==== Data records

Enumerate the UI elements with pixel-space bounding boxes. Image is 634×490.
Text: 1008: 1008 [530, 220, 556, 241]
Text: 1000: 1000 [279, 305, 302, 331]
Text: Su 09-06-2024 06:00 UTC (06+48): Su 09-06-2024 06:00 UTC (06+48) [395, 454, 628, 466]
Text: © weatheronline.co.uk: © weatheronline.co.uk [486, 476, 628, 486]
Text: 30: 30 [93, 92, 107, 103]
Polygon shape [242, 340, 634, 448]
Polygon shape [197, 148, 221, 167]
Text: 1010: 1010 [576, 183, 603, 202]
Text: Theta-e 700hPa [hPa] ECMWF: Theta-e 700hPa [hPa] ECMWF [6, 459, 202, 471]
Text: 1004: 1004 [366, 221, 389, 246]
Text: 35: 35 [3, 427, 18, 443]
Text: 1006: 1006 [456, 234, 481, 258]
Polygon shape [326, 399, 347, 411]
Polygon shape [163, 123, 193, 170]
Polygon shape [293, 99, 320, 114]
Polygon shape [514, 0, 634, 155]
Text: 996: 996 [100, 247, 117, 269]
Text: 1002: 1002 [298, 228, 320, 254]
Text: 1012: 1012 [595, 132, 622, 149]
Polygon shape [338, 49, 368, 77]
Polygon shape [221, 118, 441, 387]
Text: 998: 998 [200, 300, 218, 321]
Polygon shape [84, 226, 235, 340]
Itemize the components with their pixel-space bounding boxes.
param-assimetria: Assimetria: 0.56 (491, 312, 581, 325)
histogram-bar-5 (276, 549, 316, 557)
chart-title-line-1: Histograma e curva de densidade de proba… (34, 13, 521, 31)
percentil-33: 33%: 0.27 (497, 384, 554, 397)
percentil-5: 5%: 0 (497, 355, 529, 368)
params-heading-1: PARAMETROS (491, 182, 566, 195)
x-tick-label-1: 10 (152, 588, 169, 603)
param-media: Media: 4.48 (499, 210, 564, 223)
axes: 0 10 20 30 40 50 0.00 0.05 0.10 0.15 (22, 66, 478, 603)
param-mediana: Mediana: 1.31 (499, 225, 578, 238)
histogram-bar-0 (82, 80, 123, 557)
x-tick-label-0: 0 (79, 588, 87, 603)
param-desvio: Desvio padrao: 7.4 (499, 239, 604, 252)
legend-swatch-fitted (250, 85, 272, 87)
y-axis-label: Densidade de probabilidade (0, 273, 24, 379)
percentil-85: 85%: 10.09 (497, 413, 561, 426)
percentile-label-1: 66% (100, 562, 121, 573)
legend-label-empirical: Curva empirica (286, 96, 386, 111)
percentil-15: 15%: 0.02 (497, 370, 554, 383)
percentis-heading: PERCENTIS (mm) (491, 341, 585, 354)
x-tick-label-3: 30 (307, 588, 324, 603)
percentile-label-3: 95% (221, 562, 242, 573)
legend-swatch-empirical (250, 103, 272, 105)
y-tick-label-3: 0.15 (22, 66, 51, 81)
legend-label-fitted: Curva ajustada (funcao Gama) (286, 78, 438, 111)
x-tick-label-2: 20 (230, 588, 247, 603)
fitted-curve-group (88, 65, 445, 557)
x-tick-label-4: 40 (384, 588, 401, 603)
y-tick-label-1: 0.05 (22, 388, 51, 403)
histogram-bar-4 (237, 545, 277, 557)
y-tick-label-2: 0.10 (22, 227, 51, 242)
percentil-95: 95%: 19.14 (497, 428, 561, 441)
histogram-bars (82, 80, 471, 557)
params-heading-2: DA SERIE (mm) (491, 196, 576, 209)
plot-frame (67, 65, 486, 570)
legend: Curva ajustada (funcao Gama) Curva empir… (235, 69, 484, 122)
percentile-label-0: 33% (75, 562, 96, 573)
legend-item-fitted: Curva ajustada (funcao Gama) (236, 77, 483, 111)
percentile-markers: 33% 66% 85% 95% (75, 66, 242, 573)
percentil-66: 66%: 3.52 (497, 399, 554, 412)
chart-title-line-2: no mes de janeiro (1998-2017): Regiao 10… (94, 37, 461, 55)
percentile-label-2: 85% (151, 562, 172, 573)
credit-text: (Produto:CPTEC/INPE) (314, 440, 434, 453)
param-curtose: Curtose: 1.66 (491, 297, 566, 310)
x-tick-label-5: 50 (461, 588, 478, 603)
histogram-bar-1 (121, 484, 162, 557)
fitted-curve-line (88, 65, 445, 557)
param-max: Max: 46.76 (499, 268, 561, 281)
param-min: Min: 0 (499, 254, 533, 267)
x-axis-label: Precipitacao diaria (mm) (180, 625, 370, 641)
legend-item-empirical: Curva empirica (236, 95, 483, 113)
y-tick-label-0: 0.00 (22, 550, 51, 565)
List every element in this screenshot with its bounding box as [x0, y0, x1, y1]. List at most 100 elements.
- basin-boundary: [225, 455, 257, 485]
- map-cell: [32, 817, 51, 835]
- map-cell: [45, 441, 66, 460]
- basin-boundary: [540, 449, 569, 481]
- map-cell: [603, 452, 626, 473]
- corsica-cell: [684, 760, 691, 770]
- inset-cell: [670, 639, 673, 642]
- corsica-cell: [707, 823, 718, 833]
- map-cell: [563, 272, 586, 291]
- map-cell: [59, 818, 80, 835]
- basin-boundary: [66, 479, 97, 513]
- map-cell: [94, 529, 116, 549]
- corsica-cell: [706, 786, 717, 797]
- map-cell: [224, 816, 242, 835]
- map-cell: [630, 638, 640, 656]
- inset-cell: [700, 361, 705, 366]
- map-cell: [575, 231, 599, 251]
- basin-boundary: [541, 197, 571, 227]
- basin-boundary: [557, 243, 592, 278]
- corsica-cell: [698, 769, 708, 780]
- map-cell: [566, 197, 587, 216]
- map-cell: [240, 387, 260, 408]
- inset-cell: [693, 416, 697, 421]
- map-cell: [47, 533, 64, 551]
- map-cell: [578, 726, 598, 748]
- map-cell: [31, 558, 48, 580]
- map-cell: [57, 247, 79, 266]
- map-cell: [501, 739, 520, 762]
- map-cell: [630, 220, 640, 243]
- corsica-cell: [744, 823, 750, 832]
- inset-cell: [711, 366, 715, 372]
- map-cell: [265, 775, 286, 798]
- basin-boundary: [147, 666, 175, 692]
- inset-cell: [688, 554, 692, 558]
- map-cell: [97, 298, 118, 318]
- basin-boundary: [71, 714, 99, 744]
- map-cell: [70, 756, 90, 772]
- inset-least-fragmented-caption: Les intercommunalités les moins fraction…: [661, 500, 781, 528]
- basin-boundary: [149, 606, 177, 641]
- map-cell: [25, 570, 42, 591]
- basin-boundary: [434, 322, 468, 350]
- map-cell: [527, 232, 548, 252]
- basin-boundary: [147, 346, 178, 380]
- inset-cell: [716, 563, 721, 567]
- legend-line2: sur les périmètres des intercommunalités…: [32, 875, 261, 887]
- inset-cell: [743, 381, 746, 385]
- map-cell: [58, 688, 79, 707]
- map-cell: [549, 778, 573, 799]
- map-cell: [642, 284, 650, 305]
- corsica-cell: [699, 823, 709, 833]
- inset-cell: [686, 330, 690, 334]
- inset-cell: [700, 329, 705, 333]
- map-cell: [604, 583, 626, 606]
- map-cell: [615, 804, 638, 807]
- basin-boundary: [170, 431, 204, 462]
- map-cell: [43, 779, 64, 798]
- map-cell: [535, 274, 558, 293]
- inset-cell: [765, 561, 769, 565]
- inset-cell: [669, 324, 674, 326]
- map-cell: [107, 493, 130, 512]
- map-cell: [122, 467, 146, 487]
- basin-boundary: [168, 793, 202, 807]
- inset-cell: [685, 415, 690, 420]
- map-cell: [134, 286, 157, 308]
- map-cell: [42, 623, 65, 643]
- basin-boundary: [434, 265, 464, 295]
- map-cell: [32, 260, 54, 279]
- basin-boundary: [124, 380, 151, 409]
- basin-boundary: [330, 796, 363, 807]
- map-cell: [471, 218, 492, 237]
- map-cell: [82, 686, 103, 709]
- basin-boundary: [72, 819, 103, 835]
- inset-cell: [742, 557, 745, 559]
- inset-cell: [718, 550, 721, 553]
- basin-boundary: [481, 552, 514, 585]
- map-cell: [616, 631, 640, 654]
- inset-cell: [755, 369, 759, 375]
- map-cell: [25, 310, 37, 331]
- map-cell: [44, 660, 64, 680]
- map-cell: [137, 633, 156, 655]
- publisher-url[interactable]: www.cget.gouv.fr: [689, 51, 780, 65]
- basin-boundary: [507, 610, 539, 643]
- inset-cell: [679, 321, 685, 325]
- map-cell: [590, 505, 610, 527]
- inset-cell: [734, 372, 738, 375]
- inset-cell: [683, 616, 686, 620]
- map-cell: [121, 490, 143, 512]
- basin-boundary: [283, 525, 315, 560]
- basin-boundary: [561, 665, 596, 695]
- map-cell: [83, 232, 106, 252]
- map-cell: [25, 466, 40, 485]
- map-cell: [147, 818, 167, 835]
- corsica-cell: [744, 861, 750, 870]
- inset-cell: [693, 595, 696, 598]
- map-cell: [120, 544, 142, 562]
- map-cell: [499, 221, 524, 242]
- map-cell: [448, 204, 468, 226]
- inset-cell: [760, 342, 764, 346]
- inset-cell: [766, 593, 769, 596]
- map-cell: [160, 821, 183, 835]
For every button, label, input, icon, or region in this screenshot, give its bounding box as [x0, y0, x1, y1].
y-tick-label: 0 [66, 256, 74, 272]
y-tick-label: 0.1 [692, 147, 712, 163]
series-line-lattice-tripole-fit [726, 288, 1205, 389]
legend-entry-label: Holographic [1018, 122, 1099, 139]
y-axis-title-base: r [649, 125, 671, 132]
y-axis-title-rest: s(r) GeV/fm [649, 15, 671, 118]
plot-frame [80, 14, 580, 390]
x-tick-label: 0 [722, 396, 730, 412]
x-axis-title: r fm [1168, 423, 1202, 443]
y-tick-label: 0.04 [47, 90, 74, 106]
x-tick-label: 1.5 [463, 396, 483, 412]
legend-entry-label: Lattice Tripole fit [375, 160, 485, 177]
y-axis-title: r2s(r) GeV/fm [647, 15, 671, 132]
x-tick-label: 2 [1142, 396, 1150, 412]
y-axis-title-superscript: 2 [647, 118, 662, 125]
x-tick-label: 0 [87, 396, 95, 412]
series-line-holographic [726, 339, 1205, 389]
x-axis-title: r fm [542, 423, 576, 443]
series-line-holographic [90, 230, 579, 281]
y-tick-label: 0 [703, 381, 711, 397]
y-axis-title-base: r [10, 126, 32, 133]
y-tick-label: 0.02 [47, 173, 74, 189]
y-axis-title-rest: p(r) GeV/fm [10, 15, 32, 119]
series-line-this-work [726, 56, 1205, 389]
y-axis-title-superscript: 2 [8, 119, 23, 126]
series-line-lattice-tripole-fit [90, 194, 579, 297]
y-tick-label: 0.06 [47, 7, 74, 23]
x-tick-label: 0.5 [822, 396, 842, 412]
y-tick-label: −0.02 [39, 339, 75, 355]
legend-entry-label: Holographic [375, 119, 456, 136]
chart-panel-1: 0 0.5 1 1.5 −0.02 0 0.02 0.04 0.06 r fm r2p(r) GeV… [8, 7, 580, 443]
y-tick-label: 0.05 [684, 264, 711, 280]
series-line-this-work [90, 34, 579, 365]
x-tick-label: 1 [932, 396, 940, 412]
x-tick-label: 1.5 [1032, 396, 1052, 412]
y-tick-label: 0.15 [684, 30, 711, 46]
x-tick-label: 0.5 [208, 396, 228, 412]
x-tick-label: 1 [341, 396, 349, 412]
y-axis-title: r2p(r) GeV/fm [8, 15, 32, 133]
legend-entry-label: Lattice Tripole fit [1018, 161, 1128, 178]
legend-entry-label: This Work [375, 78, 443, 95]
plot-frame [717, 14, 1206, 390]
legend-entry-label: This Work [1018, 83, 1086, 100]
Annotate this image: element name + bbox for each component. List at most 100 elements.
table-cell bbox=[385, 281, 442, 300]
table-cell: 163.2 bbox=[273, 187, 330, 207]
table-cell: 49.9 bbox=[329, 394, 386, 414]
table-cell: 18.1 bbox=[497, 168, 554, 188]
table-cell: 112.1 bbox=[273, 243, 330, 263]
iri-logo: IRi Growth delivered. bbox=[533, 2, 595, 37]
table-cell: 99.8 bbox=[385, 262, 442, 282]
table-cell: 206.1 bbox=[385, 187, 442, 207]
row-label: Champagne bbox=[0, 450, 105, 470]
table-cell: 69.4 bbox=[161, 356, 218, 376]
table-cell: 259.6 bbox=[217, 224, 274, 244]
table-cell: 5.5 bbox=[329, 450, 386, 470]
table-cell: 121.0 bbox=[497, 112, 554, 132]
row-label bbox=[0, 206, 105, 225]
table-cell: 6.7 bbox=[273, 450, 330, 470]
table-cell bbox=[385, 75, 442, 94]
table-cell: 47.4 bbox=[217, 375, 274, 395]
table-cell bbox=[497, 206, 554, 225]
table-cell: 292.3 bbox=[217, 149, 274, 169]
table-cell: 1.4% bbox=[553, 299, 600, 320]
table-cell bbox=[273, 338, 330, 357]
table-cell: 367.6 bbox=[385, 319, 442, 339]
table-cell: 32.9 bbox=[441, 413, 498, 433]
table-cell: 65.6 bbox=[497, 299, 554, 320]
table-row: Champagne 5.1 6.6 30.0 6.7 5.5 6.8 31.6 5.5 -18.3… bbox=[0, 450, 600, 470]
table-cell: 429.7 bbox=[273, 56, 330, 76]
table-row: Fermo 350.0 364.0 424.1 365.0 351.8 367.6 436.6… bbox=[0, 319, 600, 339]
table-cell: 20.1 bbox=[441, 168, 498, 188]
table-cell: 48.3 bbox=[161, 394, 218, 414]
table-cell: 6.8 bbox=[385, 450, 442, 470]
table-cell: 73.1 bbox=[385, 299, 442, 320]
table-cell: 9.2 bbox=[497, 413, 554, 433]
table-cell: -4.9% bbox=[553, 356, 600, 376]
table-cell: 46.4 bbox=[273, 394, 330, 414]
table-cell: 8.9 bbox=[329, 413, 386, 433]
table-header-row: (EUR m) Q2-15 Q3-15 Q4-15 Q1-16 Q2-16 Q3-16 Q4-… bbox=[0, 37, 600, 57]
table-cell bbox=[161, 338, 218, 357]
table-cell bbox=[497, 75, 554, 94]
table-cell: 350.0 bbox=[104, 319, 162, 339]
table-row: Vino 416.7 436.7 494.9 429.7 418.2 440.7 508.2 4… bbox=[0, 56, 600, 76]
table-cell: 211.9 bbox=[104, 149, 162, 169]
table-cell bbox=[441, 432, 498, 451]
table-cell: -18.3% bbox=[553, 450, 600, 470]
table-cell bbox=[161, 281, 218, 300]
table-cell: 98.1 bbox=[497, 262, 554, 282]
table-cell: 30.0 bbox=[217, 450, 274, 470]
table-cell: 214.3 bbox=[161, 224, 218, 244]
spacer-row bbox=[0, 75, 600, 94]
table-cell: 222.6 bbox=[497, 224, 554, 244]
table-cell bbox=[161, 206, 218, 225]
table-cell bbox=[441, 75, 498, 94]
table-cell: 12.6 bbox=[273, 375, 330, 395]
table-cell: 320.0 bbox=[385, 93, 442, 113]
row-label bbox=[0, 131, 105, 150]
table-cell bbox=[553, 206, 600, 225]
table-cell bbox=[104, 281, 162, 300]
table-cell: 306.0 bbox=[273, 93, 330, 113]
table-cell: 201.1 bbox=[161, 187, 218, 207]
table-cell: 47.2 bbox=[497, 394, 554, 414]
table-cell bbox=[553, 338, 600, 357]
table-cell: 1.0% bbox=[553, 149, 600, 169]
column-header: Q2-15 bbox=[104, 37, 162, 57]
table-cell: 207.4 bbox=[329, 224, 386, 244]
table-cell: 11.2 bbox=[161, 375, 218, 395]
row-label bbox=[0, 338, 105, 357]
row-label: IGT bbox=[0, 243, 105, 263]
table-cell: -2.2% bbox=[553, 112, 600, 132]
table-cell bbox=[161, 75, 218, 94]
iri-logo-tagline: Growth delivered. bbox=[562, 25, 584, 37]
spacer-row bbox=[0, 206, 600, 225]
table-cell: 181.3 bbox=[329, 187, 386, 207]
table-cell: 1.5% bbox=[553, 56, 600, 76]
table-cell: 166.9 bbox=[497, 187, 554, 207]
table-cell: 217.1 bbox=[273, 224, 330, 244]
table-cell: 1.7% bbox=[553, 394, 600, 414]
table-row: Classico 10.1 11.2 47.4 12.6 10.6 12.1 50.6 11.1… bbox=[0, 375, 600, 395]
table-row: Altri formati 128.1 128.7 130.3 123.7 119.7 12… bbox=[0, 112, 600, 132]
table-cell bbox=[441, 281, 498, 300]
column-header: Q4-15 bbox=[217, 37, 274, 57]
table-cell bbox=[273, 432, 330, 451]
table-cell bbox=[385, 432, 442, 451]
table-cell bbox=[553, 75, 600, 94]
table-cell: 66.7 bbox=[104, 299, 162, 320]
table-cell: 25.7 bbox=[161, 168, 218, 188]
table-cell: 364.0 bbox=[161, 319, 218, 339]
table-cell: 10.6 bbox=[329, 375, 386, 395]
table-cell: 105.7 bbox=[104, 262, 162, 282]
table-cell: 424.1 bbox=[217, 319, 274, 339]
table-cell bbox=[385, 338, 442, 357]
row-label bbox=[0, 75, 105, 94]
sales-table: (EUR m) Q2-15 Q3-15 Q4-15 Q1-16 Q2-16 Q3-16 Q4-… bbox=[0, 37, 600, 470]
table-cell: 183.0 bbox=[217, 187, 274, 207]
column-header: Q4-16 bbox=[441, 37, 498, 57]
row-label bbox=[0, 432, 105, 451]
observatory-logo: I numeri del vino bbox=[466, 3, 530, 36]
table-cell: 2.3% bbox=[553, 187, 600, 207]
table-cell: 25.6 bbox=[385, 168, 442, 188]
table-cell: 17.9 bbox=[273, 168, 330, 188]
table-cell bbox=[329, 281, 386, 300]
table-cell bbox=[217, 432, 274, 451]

========

Instruction: Copy the listing from its first line through the line containing "Text: 998: 998 [200, 300, 218, 321]", inclusive, swapping every "Polygon shape" for "Region" and leaving everything else unchanged.

Exercise solution:
Enumerate the UI elements with pixel-space bounding boxes. Image is 634×490.
Text: 1008: 1008 [530, 220, 556, 241]
Text: 1000: 1000 [279, 305, 302, 331]
Text: Su 09-06-2024 06:00 UTC (06+48): Su 09-06-2024 06:00 UTC (06+48) [395, 454, 628, 466]
Text: © weatheronline.co.uk: © weatheronline.co.uk [486, 476, 628, 486]
Text: 30: 30 [93, 92, 107, 103]
Region [242, 340, 634, 448]
Region [197, 148, 221, 167]
Text: 1010: 1010 [576, 183, 603, 202]
Text: Theta-e 700hPa [hPa] ECMWF: Theta-e 700hPa [hPa] ECMWF [6, 459, 202, 471]
Text: 1004: 1004 [366, 221, 389, 246]
Text: 35: 35 [3, 427, 18, 443]
Text: 1006: 1006 [456, 234, 481, 258]
Region [326, 399, 347, 411]
Region [163, 123, 193, 170]
Region [293, 99, 320, 114]
Region [514, 0, 634, 155]
Text: 996: 996 [100, 247, 117, 269]
Text: 1002: 1002 [298, 228, 320, 254]
Text: 1012: 1012 [595, 132, 622, 149]
Region [338, 49, 368, 77]
Region [221, 118, 441, 387]
Text: 998: 998 [200, 300, 218, 321]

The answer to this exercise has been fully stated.